━━ Task data ━━

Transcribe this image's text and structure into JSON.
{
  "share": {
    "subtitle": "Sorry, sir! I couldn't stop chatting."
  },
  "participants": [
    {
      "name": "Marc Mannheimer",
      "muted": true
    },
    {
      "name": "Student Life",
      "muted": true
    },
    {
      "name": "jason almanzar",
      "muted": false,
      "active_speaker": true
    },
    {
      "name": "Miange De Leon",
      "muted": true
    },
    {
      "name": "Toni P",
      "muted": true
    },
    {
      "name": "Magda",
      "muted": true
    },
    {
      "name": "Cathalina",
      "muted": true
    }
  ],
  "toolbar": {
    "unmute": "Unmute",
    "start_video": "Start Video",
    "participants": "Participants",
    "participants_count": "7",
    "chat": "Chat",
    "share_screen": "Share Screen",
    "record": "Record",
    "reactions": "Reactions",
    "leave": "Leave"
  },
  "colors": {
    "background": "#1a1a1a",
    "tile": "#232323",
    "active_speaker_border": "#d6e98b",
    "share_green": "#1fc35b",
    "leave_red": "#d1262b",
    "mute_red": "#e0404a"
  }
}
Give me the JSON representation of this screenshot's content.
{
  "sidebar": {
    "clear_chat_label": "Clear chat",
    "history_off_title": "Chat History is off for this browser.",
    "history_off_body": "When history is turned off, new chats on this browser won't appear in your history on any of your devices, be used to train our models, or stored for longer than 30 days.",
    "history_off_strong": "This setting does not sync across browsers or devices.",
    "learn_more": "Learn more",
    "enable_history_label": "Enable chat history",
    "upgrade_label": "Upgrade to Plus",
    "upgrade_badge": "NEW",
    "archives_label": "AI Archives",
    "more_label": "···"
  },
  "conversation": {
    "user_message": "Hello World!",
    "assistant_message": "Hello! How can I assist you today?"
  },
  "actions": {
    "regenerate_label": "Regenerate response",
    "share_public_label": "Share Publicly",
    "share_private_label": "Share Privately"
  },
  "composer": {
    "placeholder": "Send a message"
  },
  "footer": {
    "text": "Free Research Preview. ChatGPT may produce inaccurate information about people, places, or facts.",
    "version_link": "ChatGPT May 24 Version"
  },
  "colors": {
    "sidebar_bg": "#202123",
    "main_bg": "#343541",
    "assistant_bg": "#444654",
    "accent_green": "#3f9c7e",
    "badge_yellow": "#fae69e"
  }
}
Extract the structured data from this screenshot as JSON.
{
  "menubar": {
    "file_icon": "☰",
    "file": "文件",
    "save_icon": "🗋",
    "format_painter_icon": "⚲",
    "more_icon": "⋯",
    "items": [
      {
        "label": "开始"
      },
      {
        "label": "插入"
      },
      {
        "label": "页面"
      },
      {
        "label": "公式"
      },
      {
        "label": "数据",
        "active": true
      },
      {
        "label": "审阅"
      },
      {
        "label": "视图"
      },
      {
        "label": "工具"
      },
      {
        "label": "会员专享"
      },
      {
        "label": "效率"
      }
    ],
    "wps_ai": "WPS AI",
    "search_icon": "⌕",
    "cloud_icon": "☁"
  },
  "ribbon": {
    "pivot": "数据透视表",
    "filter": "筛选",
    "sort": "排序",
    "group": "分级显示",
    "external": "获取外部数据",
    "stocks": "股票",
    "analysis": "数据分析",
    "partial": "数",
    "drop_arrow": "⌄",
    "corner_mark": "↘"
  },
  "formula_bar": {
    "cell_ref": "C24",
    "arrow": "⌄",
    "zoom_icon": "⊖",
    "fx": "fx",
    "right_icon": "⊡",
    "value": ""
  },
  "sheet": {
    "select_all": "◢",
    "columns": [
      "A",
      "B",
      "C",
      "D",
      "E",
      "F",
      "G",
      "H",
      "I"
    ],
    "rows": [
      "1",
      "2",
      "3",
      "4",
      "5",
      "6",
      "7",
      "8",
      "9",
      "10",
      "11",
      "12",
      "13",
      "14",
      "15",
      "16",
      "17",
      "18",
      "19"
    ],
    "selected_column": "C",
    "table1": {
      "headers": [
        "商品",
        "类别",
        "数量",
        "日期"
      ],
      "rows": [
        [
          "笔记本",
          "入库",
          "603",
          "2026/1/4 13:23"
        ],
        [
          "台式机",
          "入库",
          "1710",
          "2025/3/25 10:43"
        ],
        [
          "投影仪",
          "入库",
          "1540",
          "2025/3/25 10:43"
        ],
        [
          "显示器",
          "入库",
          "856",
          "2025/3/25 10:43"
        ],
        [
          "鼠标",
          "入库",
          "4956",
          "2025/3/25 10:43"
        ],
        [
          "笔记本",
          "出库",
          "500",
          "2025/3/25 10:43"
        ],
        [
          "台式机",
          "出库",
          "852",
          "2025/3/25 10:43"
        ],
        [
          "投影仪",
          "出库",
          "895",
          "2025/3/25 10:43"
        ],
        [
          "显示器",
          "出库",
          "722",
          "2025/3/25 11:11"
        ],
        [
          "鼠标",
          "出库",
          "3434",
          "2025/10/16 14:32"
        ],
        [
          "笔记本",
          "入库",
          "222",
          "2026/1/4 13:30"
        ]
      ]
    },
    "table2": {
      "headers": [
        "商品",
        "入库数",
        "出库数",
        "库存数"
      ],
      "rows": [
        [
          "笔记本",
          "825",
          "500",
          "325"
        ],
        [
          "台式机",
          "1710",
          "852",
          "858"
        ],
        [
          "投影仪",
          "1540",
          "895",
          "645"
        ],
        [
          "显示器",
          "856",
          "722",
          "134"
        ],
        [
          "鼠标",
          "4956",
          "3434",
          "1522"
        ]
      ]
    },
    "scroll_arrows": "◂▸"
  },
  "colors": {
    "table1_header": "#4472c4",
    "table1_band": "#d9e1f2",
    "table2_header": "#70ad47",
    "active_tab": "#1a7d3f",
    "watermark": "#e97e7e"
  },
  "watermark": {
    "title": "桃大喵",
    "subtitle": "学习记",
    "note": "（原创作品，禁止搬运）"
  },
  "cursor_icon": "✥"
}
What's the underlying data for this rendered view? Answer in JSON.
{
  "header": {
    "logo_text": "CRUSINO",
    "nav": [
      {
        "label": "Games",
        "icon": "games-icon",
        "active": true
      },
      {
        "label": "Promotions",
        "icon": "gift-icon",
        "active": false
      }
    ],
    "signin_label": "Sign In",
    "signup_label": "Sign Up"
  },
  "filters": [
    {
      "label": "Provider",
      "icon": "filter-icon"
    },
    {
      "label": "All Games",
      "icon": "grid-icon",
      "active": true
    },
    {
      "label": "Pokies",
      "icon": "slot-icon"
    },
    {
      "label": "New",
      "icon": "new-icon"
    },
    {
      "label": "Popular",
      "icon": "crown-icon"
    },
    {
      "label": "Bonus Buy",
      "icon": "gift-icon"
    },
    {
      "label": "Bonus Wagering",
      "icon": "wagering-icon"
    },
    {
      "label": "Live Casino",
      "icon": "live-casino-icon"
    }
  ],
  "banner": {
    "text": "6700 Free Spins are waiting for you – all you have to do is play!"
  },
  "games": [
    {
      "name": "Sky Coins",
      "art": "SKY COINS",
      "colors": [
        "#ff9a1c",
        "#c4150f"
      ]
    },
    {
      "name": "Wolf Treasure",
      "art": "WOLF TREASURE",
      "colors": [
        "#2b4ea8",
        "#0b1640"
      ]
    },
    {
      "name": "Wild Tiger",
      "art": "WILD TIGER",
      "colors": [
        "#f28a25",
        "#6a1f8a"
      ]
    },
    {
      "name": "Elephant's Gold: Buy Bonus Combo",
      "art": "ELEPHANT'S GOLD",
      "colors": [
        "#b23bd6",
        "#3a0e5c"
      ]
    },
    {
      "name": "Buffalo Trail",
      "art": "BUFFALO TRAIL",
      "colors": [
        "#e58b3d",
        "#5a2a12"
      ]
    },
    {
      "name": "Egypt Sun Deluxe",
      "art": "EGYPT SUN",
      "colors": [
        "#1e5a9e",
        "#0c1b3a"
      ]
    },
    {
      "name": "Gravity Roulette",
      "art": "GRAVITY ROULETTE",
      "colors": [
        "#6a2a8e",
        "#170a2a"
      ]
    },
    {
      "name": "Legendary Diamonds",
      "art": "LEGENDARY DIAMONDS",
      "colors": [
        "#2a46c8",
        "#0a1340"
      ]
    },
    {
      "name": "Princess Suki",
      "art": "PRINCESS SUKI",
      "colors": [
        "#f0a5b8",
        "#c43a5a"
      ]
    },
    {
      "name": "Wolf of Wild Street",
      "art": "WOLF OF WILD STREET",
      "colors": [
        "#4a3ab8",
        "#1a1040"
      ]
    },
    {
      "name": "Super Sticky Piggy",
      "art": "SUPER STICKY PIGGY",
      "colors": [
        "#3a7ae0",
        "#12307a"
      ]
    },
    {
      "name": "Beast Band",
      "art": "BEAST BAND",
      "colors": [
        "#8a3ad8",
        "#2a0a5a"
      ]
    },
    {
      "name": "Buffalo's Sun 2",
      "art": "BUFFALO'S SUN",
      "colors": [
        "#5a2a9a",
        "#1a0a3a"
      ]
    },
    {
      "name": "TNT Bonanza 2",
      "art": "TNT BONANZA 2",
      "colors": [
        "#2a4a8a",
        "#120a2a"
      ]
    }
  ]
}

━━━

What is expected. Find every line above that contains the word "screenshot", and return each one.

Task result.
Give me the JSON representation of this screenshot's content.
Extract the structured data from this screenshot as JSON.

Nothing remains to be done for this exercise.